[Some records]
# # #
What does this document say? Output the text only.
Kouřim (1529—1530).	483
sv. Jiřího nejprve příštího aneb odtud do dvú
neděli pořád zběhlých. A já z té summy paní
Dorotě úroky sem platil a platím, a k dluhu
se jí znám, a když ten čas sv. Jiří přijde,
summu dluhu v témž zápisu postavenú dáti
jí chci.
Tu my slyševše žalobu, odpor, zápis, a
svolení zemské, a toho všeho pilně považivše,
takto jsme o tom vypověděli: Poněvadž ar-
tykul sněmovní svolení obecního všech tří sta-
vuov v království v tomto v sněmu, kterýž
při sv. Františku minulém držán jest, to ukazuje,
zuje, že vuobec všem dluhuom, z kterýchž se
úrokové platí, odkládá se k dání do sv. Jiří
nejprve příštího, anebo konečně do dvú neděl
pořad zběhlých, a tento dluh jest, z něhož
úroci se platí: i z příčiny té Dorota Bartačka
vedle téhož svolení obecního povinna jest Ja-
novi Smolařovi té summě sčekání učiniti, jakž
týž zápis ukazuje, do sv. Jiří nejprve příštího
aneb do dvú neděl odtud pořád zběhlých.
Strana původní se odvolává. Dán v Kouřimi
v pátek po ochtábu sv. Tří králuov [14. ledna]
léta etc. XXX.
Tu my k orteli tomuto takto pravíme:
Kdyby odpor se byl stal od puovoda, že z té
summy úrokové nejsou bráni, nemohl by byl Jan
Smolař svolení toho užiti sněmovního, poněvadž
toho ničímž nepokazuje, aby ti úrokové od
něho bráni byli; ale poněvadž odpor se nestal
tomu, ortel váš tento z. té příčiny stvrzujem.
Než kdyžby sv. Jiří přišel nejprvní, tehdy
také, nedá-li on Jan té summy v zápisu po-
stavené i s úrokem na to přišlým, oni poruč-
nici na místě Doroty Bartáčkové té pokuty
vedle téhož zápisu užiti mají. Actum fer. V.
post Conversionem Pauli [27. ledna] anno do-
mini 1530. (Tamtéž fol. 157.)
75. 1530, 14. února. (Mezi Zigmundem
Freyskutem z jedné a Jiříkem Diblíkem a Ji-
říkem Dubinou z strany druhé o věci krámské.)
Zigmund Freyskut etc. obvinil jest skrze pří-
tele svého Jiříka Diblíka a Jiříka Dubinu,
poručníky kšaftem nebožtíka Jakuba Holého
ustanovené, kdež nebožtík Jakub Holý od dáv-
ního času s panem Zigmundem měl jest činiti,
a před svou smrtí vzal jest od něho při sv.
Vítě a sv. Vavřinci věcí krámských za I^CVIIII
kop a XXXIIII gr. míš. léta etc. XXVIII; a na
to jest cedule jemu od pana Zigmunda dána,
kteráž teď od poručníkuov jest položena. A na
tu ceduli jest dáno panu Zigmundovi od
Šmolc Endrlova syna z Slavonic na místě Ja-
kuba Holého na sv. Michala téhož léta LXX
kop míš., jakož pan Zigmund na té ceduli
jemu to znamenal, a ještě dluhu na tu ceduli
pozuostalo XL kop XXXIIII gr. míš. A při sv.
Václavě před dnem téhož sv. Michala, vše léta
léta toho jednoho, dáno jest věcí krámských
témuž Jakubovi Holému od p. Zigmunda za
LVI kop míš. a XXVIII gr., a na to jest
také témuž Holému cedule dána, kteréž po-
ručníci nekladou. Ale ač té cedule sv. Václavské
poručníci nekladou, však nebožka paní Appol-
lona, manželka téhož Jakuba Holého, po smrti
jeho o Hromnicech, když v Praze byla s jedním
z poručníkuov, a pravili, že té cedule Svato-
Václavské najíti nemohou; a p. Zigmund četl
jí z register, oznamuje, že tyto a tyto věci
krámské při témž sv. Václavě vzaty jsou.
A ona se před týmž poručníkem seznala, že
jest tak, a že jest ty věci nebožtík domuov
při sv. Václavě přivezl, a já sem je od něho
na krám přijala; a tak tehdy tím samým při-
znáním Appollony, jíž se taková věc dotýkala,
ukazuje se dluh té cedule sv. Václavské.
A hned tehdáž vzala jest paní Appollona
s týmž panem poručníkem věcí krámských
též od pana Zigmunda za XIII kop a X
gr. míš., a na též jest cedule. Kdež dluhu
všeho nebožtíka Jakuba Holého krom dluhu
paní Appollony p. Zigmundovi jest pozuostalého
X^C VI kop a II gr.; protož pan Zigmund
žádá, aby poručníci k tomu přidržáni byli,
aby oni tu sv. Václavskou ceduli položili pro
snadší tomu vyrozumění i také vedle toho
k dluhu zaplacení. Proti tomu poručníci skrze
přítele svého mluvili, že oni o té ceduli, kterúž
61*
# # #
Using the records given above, list every line that includes the word "týmž".

A ona se před týmž poručníkem seznala, že
s týmž panem poručníkem věcí krámských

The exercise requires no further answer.